◆ Source extract ◆
Fortunately, when the school called the Zimbabwe Parks and Wildlife Management Authority (ZimParks) to remove the elephant, the rangers noticed the collar. They were able to contact Presotto’s local project collaborator, Malvern Karidozo, to see about finding a solution that was at once compassionate for the elephant and safe for the children.

Cognitive Geography Turns Up the Heat

Having grown up on her grandmother’s farm, Presotto explored Brazilian forests with her father and has since lived a life committed to saving and protecting animals.

“One of our main goals is to demonstrate that there are alternative ways of dealing with elephant encounters,” she said. “The elephant was around the school for three days. On the third day, the children got too close to the elephant and, feeling threatened, it chased the kids.”

Several people in a field gathered around a tranquilized male African elephant, with two people getting ready to measure him
Andrea Presotto (in the Salisbury University T-shirt) and Malvern Karidozo (in the brown-, black-, and white-striped shirt) wait to measure the elephant that was snacking on fruit at Baobab Primary School.

Rather than euthanize the elephant, ZimParks allowed Presotto and her team to try a cognitive treatment. The creative cure, referred to as “disruptive darting,” involved tranquilizing the elephant and applying a chili oil-infused wax to his trunk. In Zimbabwe, farmers have long used chili peppers to keep elephants far from their crops. Until Presotto and her collaborators from the Victoria Falls Elephant Project employed it in this situation, however, authorities at ZimParks had never used the treatment for animal control purposes.

It worked. When the elephant woke up, he associated the schoolyard with the trauma triggered by the chili wax and left immediately. Continuing to track the animal via his collar, Presotto saw in ArcGIS Pro that he avoided the schoolyard for more than two years—likely to prevent getting chili oil wax on his trunk again. And when he eventually did return, he only went within 250 meters of the schoolyard very early in the morning when the property was vacated due to COVID-19.

So the chili wax experiment was a success. It kept the town’s children safe and saved the elephant from an untimely death.

[Collected data]
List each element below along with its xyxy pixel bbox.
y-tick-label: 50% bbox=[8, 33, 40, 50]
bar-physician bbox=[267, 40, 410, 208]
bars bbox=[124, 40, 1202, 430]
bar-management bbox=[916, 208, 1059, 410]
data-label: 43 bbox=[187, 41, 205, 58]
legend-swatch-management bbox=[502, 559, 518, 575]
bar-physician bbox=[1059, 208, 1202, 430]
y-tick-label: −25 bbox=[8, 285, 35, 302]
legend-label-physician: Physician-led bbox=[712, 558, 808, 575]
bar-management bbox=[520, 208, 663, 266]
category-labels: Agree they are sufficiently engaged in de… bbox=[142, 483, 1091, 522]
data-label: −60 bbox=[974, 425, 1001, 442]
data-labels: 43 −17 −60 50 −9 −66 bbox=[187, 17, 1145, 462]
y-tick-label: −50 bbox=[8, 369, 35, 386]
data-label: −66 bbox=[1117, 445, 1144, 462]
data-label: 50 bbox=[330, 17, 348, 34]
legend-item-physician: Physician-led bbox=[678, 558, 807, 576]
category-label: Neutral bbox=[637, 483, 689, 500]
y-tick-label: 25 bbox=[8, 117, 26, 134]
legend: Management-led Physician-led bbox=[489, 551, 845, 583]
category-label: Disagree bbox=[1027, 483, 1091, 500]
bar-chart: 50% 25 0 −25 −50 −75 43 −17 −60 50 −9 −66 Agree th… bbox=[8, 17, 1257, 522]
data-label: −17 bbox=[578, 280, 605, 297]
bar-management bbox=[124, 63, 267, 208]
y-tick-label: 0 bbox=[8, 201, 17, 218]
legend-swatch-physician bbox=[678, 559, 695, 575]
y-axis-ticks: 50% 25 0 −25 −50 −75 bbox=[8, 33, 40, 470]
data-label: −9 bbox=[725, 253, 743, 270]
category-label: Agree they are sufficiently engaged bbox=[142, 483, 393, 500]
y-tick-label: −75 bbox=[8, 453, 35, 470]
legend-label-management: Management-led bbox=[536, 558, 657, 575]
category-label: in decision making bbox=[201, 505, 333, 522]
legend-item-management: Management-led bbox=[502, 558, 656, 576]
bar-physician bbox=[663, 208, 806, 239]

◆ Check your understanding ◆
**A.** Could you repeat, word for word, the part of the elephant passage from "Having grown up" to "Baobab Primary School."?
**B.** Can you carry on the elephant passage from the point where it stops?

◆ Expected results ◆
**A.**
Having grown up on her grandmother’s farm, Presotto explored Brazilian forests with her father and has since lived a life committed to saving and protecting animals.

“One of our main goals is to demonstrate that there are alternative ways of dealing with elephant encounters,” she said. “The elephant was around the school for three days. On the third day, the children got too close to the elephant and, feeling threatened, it chased the kids.”

Several people in a field gathered around a tranquilized male African elephant, with two people getting ready to measure him
Andrea Presotto (in the Salisbury University T-shirt) and Malvern Karidozo (in the brown-, black-, and white-striped shirt) wait to measure the elephant that was snacking on fruit at Baobab Primary School.

**B.**
A New Kind of Success Story—With Lasting Results

With help from her research students at Salisbury University, Presotto wrote a story using ArcGIS StoryMaps to visually communicate the success of the experiment to ZimParks authorities and Connected Conservation, the project’s funder. Presotto likes how, unlike typical slideshows, StoryMaps allows readers to interact with the data on maps and zoom in closely to see more details.

“People question images much more than they challenge data,” said Presotto. “We find that our work is transparent to others when we use ArcGIS StoryMaps because they can visualize and interact with the data and gain confidence in the cognitive solution we’re proposing.”

In Presotto’s story the data on the map clearly shows the elephant on school grounds prior to the experiment and at least 250 meters away afterward. The results were so effective that ZimParks allowed the Victoria Falls Elephant Project team to use this disruptive darting method of cognitive animal control again when another elephant was causing problems at the local airport.

And there is more to come. Thanks to years of tracking these animals’ movements, Presotto and her team now have evidence that elephants travel through spaces they deem to be safe, mostly to avoid hunting activities. So she and the team are currently investigating how changes in human movement due to the COVID-19 pandemic have affected elephants’ cognition.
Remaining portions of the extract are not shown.